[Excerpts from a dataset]
= Beginning of Section =

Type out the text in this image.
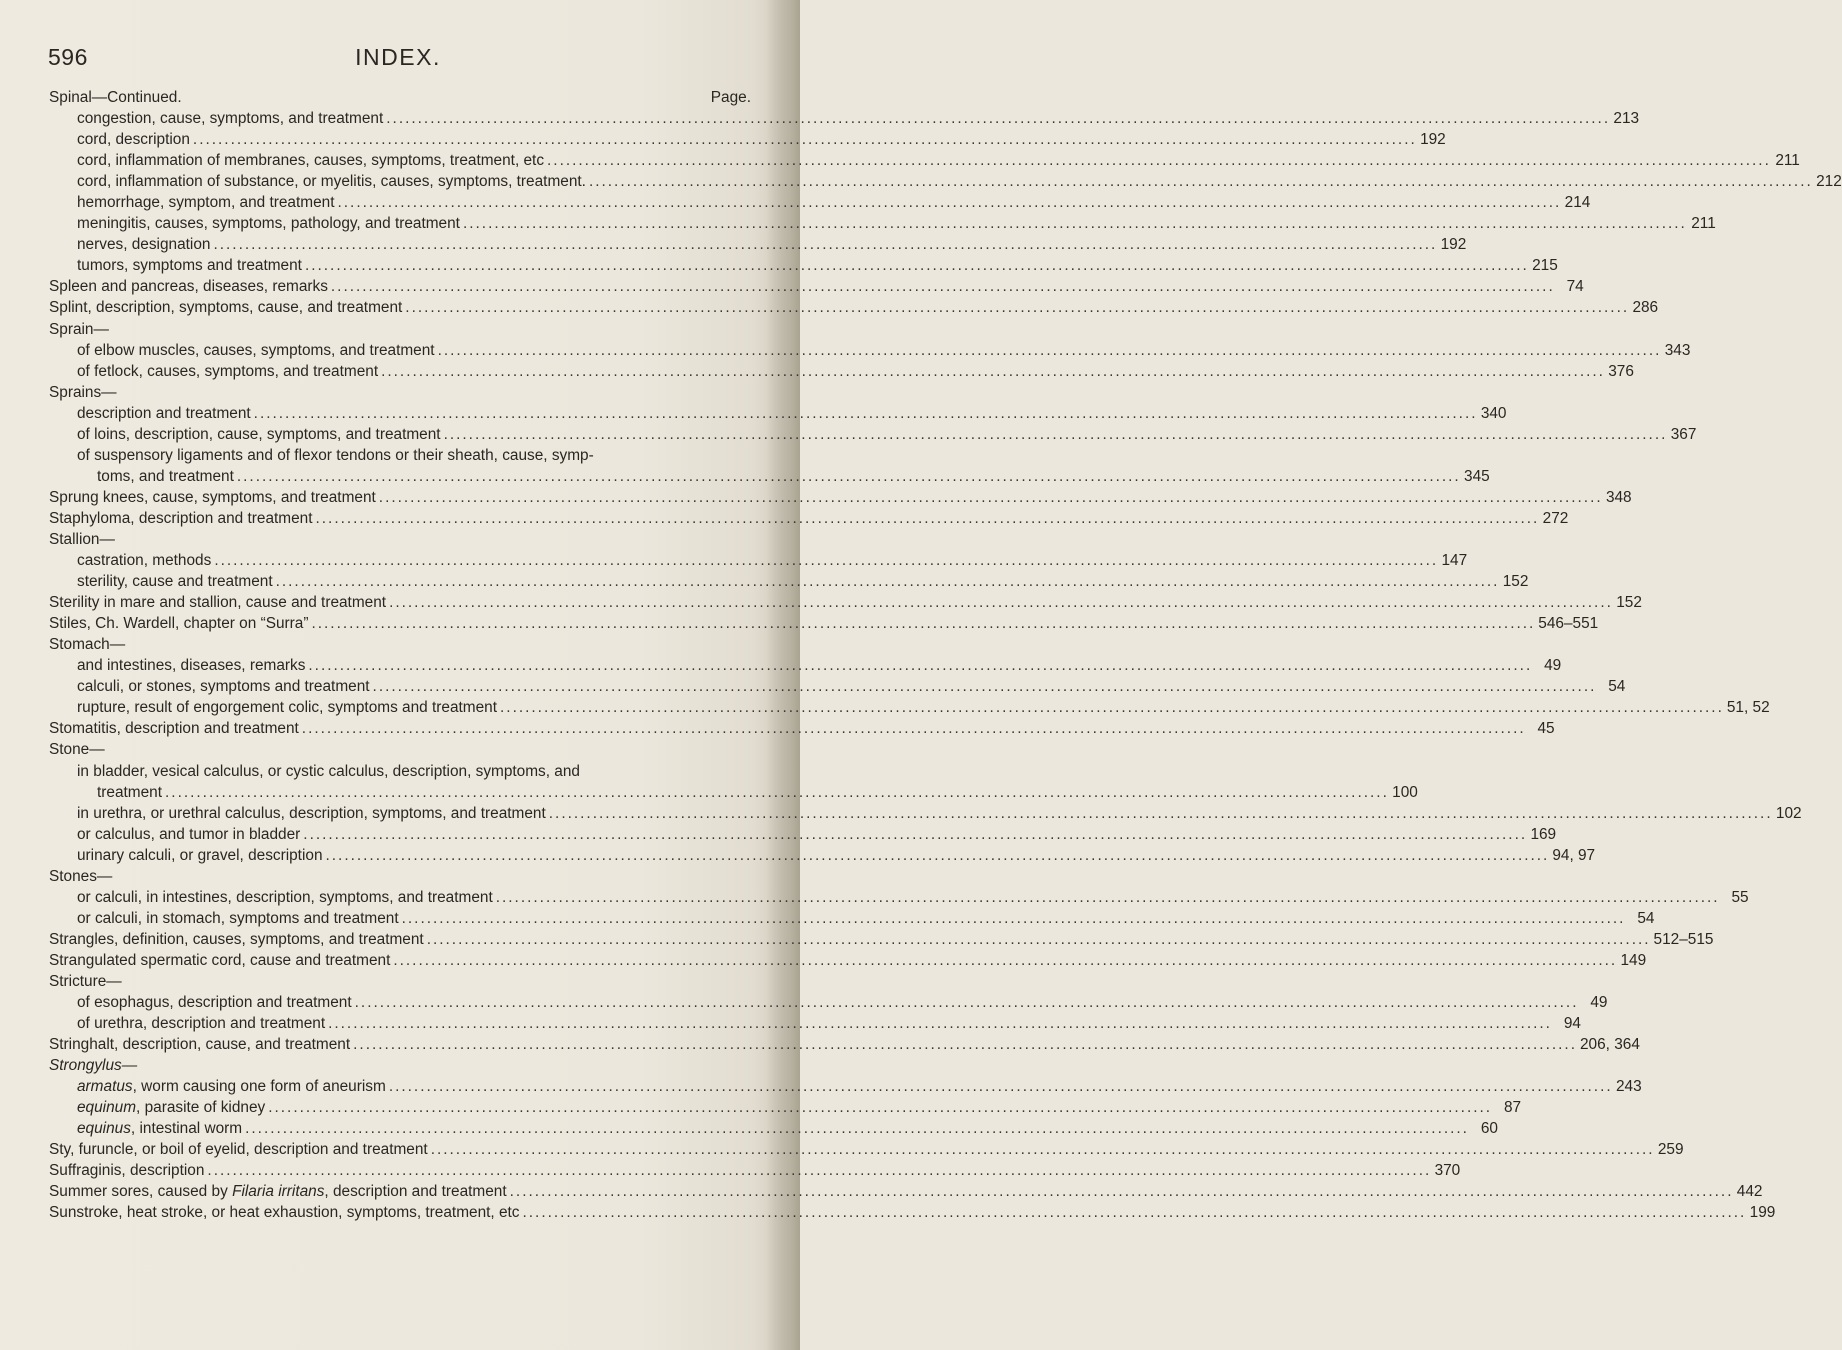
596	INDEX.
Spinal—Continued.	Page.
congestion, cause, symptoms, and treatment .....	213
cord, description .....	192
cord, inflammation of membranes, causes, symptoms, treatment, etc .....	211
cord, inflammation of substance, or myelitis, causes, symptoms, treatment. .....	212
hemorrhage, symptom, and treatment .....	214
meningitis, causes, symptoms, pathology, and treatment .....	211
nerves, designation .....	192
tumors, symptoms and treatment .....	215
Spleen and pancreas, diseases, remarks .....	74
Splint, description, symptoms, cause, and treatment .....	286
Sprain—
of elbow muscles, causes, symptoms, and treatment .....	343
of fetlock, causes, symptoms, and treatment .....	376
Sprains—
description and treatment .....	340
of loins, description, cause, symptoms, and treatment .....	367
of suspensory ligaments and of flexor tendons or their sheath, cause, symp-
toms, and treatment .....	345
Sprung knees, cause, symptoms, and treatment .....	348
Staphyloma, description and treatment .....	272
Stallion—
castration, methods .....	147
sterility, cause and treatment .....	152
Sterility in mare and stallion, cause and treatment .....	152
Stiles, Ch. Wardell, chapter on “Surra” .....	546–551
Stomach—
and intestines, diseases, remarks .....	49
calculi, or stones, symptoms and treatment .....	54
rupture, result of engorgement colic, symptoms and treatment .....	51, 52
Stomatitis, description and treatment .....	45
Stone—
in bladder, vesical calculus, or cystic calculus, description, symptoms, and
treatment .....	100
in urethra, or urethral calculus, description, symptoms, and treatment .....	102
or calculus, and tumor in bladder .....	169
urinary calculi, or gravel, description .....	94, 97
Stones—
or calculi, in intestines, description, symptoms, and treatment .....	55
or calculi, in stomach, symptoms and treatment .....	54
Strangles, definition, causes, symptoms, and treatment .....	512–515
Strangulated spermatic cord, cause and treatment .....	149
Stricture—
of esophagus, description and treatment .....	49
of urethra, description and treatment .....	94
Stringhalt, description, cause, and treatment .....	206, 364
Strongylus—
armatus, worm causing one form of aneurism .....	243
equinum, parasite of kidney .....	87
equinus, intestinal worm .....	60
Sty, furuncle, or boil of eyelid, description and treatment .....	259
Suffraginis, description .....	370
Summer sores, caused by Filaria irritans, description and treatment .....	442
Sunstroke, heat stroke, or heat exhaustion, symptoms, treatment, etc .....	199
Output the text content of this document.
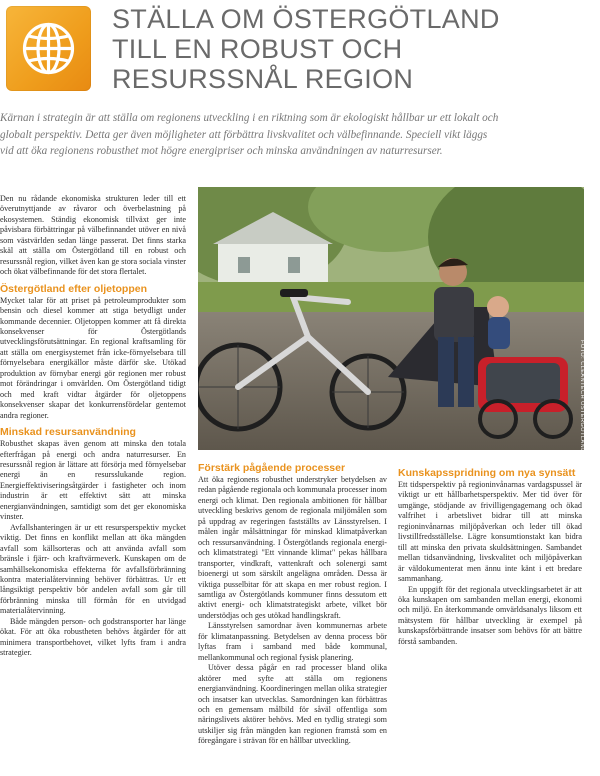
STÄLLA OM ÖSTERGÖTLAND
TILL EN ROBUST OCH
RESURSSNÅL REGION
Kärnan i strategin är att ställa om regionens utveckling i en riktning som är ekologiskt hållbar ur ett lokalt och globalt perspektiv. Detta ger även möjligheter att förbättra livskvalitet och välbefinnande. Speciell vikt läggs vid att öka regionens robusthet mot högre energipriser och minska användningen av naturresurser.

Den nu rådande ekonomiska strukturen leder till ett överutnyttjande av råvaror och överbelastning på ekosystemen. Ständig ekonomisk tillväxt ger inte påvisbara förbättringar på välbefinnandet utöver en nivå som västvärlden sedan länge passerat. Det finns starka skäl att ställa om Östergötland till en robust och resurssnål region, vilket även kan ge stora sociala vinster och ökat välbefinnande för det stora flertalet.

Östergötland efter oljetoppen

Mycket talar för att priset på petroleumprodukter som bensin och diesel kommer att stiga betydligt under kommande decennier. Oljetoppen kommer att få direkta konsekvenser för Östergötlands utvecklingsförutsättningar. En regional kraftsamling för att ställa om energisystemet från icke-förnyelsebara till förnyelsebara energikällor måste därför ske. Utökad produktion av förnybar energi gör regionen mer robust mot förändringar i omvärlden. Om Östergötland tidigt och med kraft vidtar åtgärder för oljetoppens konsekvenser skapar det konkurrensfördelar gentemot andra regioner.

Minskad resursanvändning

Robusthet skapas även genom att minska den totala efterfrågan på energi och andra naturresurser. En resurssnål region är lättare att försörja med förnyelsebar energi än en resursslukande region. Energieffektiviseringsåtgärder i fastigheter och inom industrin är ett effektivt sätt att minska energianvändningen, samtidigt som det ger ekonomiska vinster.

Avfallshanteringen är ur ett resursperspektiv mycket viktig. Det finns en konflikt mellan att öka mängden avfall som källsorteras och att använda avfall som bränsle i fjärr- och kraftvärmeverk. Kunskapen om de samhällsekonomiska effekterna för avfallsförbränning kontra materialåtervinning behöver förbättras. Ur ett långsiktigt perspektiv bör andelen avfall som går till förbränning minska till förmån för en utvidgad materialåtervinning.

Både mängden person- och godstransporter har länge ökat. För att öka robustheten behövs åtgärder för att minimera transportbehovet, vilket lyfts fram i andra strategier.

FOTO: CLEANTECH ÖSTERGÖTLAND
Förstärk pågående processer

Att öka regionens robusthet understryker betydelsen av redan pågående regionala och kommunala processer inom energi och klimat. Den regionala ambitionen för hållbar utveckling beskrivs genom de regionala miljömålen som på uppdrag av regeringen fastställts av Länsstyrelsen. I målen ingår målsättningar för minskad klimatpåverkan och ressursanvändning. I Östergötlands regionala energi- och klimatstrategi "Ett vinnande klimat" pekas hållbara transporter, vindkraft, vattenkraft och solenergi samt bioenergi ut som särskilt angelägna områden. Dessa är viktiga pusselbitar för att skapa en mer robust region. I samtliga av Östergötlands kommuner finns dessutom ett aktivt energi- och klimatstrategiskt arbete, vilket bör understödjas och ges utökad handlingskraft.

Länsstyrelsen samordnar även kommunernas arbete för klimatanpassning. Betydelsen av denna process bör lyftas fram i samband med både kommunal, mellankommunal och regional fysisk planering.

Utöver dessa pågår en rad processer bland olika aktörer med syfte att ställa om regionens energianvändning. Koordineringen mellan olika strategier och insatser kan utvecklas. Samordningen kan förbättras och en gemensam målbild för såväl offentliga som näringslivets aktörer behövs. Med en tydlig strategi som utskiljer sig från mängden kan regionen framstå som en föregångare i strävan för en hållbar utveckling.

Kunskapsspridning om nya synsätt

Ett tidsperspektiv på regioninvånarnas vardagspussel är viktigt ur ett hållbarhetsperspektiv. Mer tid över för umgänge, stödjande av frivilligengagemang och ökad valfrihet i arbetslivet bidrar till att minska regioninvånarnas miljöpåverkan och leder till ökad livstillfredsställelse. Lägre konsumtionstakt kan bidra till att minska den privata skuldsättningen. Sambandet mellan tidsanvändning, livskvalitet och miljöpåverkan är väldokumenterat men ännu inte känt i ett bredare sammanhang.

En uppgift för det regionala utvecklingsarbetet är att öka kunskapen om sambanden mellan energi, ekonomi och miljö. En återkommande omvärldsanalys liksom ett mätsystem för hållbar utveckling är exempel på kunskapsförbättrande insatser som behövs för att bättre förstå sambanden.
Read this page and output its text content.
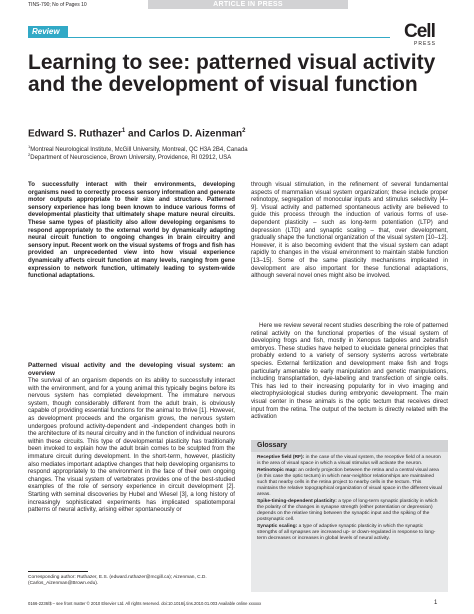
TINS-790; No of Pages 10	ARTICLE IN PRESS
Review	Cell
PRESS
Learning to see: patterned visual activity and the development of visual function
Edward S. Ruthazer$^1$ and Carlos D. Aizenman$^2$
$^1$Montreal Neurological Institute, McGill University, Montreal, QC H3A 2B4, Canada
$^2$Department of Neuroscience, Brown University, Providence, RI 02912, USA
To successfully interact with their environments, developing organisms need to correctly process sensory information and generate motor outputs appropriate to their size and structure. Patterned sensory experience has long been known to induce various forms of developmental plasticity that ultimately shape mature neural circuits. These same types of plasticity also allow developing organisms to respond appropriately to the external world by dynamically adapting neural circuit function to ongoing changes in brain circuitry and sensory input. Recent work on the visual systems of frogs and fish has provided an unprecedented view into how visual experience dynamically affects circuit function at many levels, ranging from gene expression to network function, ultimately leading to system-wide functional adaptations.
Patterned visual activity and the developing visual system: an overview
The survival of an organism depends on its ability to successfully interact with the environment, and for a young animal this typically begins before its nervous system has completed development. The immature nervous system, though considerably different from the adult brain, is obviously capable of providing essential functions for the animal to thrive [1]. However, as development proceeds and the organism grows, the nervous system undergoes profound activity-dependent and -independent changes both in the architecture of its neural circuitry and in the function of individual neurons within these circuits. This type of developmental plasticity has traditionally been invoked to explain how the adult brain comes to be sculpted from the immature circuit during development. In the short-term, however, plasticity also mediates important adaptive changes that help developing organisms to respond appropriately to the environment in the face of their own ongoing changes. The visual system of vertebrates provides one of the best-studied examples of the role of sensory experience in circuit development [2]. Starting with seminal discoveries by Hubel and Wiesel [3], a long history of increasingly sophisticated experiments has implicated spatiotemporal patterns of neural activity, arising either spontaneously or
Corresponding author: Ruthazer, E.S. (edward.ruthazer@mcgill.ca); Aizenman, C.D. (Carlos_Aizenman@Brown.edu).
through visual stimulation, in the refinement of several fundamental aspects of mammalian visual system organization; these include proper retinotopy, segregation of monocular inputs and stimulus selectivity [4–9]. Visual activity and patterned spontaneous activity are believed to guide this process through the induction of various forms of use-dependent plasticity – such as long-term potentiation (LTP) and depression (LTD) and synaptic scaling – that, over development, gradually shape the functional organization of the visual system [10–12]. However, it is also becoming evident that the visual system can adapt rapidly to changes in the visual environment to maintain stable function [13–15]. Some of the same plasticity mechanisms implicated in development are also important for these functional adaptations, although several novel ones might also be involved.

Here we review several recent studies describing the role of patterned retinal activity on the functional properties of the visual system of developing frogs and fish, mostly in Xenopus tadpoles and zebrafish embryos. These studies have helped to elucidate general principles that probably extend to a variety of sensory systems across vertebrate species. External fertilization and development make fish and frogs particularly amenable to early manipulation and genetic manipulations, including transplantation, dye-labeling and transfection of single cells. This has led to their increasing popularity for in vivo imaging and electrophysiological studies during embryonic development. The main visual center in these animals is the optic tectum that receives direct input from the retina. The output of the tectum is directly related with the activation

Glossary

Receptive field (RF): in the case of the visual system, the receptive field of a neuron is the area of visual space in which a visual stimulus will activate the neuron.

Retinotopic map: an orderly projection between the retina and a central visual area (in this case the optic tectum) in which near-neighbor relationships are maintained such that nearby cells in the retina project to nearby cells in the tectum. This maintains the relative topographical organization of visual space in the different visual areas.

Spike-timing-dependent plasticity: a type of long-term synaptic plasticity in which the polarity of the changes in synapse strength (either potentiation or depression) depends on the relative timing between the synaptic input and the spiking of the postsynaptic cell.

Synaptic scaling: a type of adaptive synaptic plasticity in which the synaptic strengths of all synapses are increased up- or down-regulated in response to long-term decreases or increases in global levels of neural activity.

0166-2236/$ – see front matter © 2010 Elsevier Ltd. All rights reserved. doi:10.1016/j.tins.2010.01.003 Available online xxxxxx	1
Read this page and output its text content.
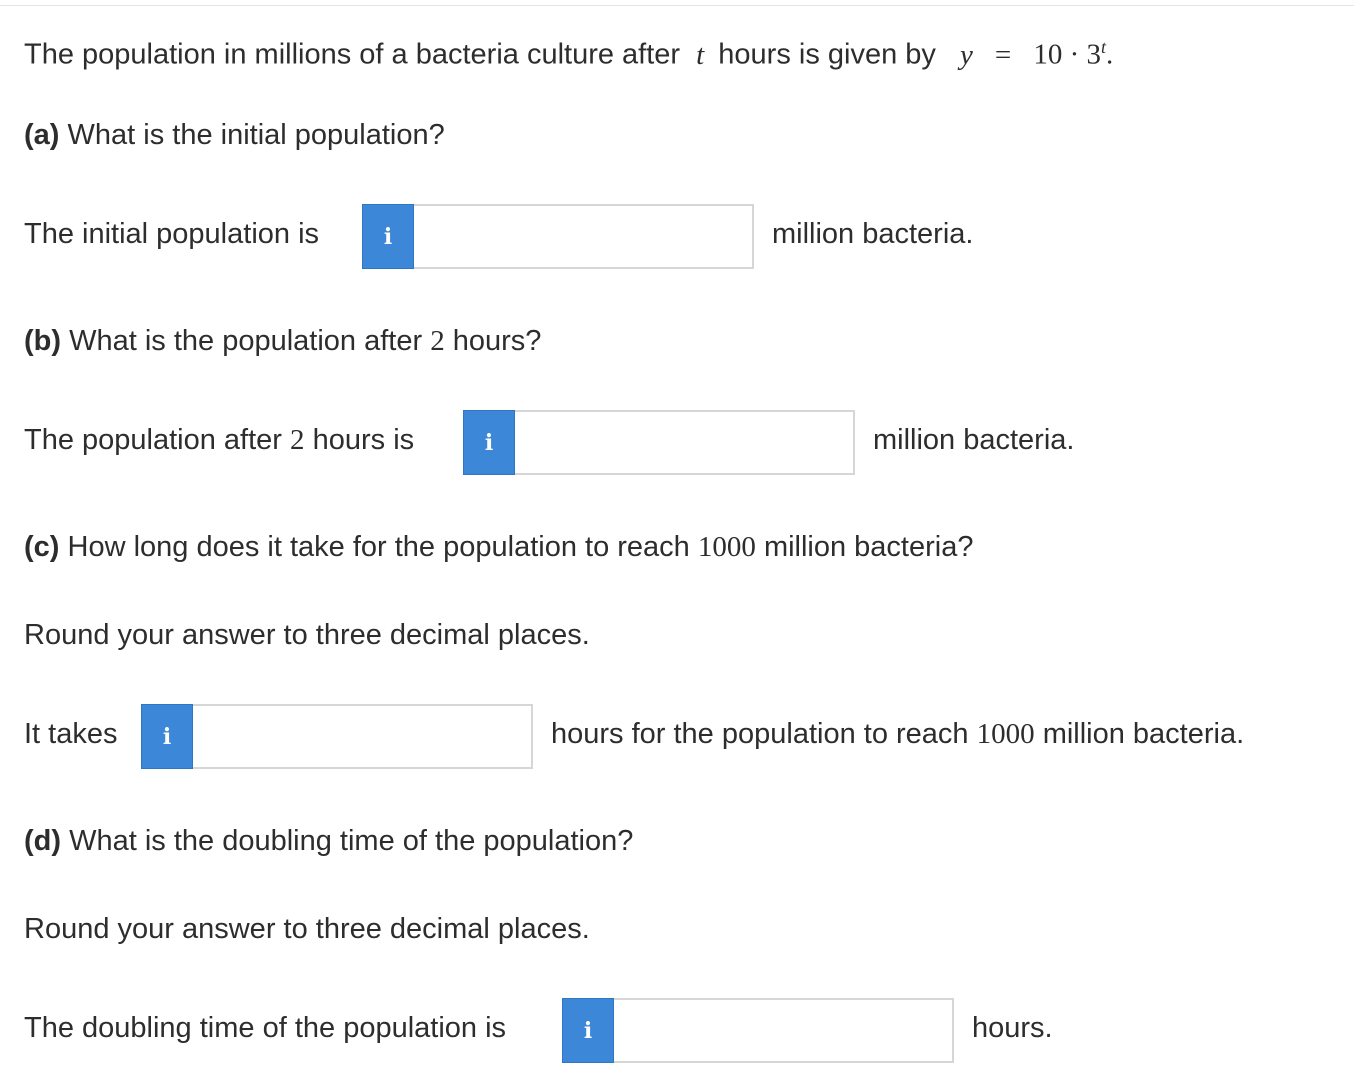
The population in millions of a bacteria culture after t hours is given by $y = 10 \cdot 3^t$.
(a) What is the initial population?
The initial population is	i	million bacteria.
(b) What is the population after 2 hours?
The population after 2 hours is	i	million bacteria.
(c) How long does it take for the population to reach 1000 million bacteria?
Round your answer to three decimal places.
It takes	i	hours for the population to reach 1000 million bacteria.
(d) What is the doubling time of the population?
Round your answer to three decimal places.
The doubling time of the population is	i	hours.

= End of Section =

Nothing but a number is expected: how many lines in the data above hold the word "text".

### [The answer]
4